Stored rows
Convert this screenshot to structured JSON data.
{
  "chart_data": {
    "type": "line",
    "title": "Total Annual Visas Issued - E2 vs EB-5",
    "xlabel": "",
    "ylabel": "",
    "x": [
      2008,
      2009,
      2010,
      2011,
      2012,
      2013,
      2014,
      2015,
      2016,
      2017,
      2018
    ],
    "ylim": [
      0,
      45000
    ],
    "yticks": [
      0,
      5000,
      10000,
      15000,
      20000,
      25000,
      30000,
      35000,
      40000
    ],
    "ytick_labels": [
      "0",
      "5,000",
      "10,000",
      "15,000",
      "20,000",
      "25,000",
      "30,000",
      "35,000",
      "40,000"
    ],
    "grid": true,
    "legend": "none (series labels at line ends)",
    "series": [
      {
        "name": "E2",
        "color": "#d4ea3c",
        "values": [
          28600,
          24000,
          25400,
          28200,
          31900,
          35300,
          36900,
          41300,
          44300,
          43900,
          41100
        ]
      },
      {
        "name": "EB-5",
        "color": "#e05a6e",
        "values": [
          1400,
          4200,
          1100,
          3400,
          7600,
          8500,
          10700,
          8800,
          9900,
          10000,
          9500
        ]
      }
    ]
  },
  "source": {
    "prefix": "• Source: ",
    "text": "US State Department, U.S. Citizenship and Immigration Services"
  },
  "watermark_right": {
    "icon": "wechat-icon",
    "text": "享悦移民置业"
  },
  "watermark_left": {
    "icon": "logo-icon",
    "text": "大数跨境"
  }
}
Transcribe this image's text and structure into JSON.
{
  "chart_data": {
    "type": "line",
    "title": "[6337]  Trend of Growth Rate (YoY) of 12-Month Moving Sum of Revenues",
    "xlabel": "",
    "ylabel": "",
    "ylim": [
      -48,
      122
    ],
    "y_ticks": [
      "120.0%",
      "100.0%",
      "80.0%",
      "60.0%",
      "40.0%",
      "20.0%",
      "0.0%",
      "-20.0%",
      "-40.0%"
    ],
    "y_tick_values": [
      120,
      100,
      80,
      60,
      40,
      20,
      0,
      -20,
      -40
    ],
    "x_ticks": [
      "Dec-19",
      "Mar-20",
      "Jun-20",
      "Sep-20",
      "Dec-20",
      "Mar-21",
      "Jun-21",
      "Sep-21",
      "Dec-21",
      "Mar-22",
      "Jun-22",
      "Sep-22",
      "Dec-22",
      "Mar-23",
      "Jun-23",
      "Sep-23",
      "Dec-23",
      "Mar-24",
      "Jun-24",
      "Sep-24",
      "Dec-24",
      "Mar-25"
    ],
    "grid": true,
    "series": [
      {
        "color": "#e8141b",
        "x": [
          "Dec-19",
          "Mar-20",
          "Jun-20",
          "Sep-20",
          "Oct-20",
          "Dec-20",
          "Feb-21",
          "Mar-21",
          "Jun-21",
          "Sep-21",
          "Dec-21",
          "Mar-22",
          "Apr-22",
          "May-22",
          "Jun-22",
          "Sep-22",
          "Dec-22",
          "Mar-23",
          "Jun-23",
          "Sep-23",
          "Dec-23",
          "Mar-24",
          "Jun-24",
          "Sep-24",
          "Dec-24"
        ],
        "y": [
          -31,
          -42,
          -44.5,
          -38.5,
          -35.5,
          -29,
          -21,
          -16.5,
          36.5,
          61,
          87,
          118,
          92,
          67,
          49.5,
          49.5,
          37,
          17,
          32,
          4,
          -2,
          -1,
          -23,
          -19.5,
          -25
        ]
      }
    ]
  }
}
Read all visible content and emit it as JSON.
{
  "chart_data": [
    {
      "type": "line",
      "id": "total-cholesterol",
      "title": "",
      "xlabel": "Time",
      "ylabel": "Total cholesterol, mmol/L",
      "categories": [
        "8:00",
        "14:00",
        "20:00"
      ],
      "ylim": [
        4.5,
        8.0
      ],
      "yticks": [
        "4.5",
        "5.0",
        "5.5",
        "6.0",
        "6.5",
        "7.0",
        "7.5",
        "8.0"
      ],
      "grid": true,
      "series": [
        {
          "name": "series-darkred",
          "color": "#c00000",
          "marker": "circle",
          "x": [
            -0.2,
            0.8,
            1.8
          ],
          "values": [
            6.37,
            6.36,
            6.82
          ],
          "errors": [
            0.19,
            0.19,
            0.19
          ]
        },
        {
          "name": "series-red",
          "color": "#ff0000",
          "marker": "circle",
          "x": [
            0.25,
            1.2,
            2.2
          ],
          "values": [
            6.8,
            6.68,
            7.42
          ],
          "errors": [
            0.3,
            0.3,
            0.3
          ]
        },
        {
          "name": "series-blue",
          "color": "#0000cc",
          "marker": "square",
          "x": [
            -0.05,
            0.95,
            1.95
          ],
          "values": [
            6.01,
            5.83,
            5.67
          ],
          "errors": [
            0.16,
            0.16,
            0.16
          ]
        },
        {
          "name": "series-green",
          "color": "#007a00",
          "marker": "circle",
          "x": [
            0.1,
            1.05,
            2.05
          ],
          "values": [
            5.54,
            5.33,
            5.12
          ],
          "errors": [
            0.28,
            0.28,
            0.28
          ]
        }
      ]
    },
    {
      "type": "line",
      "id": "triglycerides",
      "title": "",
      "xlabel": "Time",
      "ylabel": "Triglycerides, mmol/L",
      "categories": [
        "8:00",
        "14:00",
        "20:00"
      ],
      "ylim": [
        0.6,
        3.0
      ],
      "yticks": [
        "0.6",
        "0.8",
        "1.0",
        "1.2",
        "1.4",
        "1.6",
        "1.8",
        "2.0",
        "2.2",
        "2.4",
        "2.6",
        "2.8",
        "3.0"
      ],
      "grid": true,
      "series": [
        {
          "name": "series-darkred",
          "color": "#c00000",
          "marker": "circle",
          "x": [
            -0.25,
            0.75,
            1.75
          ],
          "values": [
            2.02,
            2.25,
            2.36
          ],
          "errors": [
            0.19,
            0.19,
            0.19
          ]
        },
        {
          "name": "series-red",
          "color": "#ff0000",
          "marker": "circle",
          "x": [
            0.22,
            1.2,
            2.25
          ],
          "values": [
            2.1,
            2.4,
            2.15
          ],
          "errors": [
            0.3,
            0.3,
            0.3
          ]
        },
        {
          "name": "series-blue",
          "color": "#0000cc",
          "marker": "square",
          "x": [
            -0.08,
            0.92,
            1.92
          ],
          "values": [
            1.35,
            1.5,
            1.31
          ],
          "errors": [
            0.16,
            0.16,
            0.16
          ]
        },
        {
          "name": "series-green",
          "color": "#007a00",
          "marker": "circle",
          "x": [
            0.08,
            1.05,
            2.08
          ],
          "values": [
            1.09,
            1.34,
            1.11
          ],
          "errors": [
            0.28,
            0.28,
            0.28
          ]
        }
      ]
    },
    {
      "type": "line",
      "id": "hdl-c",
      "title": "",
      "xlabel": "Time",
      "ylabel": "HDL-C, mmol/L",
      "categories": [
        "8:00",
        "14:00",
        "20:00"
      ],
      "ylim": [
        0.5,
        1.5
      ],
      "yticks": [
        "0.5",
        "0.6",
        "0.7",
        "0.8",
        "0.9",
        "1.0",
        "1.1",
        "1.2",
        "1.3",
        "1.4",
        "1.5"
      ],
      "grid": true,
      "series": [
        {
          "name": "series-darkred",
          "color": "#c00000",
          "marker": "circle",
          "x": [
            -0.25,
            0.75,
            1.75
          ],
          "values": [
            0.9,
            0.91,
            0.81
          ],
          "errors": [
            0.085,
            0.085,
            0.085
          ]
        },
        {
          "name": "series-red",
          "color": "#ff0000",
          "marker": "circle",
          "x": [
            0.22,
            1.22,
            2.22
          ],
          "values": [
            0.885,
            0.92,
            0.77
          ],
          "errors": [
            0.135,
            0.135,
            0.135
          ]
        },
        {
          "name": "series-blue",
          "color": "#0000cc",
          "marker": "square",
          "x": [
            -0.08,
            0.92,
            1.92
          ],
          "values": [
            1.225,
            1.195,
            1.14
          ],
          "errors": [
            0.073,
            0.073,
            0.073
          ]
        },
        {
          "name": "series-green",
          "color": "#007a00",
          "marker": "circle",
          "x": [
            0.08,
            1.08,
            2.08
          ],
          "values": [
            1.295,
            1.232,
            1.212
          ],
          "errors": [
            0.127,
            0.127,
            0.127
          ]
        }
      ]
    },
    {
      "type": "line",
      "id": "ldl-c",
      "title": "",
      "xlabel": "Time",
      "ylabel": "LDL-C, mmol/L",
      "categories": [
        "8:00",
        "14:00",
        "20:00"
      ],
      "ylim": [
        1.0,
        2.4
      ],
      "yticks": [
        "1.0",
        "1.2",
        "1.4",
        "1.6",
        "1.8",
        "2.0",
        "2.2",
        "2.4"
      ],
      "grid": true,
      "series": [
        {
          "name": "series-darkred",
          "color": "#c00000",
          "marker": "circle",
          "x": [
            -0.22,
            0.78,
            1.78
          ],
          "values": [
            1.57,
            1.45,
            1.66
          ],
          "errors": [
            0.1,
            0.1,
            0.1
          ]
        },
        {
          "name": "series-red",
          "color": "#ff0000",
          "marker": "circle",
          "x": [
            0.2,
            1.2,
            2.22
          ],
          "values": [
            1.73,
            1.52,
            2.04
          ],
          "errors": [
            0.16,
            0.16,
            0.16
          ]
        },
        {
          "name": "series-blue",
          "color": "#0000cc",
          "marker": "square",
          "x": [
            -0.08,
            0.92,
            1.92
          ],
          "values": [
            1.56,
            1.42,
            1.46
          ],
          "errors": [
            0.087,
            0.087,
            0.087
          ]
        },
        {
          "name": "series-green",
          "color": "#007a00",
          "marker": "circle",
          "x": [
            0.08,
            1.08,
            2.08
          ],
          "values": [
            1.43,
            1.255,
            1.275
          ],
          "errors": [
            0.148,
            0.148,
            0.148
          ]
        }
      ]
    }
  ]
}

Brief
Your task is to list each line of the records with the word "cholesterol".

Output
      "id": "total-cholesterol",
      "ylabel": "Total cholesterol, mmol/L",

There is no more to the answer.